-- Stated goal --
Extract the listing in its entirety, keeping each line identical to the original.

Records from a data collection

+++

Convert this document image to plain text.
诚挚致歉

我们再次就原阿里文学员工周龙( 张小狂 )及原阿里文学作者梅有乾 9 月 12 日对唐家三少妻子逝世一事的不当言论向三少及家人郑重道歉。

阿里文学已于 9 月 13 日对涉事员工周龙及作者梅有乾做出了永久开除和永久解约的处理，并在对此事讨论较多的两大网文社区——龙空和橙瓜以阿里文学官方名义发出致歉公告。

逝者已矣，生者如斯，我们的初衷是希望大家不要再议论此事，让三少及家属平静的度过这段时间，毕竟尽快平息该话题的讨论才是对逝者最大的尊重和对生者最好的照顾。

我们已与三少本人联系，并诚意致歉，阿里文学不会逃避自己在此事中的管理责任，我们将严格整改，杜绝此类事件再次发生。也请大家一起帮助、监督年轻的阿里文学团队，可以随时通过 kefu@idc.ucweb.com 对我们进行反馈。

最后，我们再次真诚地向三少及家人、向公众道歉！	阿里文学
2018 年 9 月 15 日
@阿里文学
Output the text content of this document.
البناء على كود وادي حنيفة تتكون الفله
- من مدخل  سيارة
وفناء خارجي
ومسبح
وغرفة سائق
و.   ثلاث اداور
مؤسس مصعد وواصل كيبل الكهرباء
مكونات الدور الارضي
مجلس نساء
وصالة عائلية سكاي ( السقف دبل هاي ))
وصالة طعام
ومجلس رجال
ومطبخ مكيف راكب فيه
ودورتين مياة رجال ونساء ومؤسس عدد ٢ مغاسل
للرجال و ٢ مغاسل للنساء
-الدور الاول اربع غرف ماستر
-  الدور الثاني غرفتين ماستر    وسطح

+++

-- Result of this exercise --
Convert this document image to plain text.
诚挚致歉

我们再次就原阿里文学员工周龙( 张小狂 )及原阿里文学作者梅有乾 9 月 12 日对唐家三少妻子逝世一事的不当言论向三少及家人郑重道歉。

阿里文学已于 9 月 13 日对涉事员工周龙及作者梅有乾做出了永久开除和永久解约的处理，并在对此事讨论较多的两大网文社区——龙空和橙瓜以阿里文学官方名义发出致歉公告。

逝者已矣，生者如斯，我们的初衷是希望大家不要再议论此事，让三少及家属平静的度过这段时间，毕竟尽快平息该话题的讨论才是对逝者最大的尊重和对生者最好的照顾。

我们已与三少本人联系，并诚意致歉，阿里文学不会逃避自己在此事中的管理责任，我们将严格整改，杜绝此类事件再次发生。也请大家一起帮助、监督年轻的阿里文学团队，可以随时通过 kefu@idc.ucweb.com 对我们进行反馈。

最后，我们再次真诚地向三少及家人、向公众道歉！	阿里文学
2018 年 9 月 15 日
@阿里文学
Output the text content of this document.
البناء على كود وادي حنيفة تتكون الفله
- من مدخل  سيارة
وفناء خارجي
ومسبح
وغرفة سائق
و.   ثلاث اداور
مؤسس مصعد وواصل كيبل الكهرباء
مكونات الدور الارضي
مجلس نساء
وصالة عائلية سكاي ( السقف دبل هاي ))
وصالة طعام
ومجلس رجال
ومطبخ مكيف راكب فيه
ودورتين مياة رجال ونساء ومؤسس عدد ٢ مغاسل
للرجال و ٢ مغاسل للنساء
-الدور الاول اربع غرف ماستر
-  الدور الثاني غرفتين ماستر    وسطح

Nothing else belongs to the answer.